▶

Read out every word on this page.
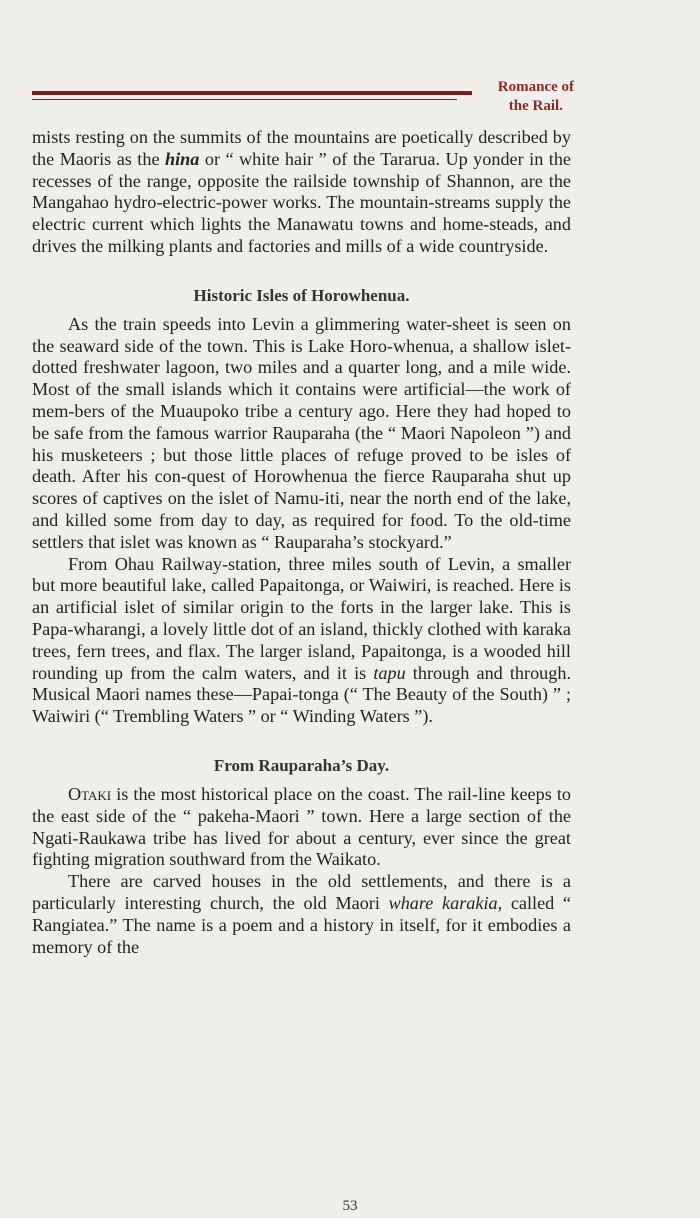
Romance of
the Rail.

mists resting on the summits of the mountains are poetically described by the Maoris as the hina or “ white hair ” of the Tararua. Up yonder in the recesses of the range, opposite the railside township of Shannon, are the Mangahao hydro-electric-power works. The mountain-streams supply the electric current which lights the Manawatu towns and home-steads, and drives the milking plants and factories and mills of a wide countryside.

Historic Isles of Horowhenua.

As the train speeds into Levin a glimmering water-sheet is seen on the seaward side of the town. This is Lake Horo-whenua, a shallow islet-dotted freshwater lagoon, two miles and a quarter long, and a mile wide. Most of the small islands which it contains were artificial—the work of mem-bers of the Muaupoko tribe a century ago. Here they had hoped to be safe from the famous warrior Rauparaha (the “ Maori Napoleon ”) and his musketeers ; but those little places of refuge proved to be isles of death. After his con-quest of Horowhenua the fierce Rauparaha shut up scores of captives on the islet of Namu-iti, near the north end of the lake, and killed some from day to day, as required for food. To the old-time settlers that islet was known as “ Rauparaha’s stockyard.”

From Ohau Railway-station, three miles south of Levin, a smaller but more beautiful lake, called Papaitonga, or Waiwiri, is reached. Here is an artificial islet of similar origin to the forts in the larger lake. This is Papa-wharangi, a lovely little dot of an island, thickly clothed with karaka trees, fern trees, and flax. The larger island, Papaitonga, is a wooded hill rounding up from the calm waters, and it is tapu through and through. Musical Maori names these—Papai-tonga (“ The Beauty of the South) ” ; Waiwiri (“ Trembling Waters ” or “ Winding Waters ”).

From Rauparaha’s Day.

Otaki is the most historical place on the coast. The rail-line keeps to the east side of the “ pakeha-Maori ” town. Here a large section of the Ngati-Raukawa tribe has lived for about a century, ever since the great fighting migration southward from the Waikato.

There are carved houses in the old settlements, and there is a particularly interesting church, the old Maori whare karakia, called “ Rangiatea.” The name is a poem and a history in itself, for it embodies a memory of the

53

◀

EXERCISE DESCRIPTION | Reproduce the material above in full, exactly, with no images.

FULL ANSWER |
Read out every word on this page.
Romance of
the Rail.

mists resting on the summits of the mountains are poetically described by the Maoris as the hina or “ white hair ” of the Tararua. Up yonder in the recesses of the range, opposite the railside township of Shannon, are the Mangahao hydro-electric-power works. The mountain-streams supply the electric current which lights the Manawatu towns and home-steads, and drives the milking plants and factories and mills of a wide countryside.

Historic Isles of Horowhenua.

As the train speeds into Levin a glimmering water-sheet is seen on the seaward side of the town. This is Lake Horo-whenua, a shallow islet-dotted freshwater lagoon, two miles and a quarter long, and a mile wide. Most of the small islands which it contains were artificial—the work of mem-bers of the Muaupoko tribe a century ago. Here they had hoped to be safe from the famous warrior Rauparaha (the “ Maori Napoleon ”) and his musketeers ; but those little places of refuge proved to be isles of death. After his con-quest of Horowhenua the fierce Rauparaha shut up scores of captives on the islet of Namu-iti, near the north end of the lake, and killed some from day to day, as required for food. To the old-time settlers that islet was known as “ Rauparaha’s stockyard.”

From Ohau Railway-station, three miles south of Levin, a smaller but more beautiful lake, called Papaitonga, or Waiwiri, is reached. Here is an artificial islet of similar origin to the forts in the larger lake. This is Papa-wharangi, a lovely little dot of an island, thickly clothed with karaka trees, fern trees, and flax. The larger island, Papaitonga, is a wooded hill rounding up from the calm waters, and it is tapu through and through. Musical Maori names these—Papai-tonga (“ The Beauty of the South) ” ; Waiwiri (“ Trembling Waters ” or “ Winding Waters ”).

From Rauparaha’s Day.

Otaki is the most historical place on the coast. The rail-line keeps to the east side of the “ pakeha-Maori ” town. Here a large section of the Ngati-Raukawa tribe has lived for about a century, ever since the great fighting migration southward from the Waikato.

There are carved houses in the old settlements, and there is a particularly interesting church, the old Maori whare karakia, called “ Rangiatea.” The name is a poem and a history in itself, for it embodies a memory of the

53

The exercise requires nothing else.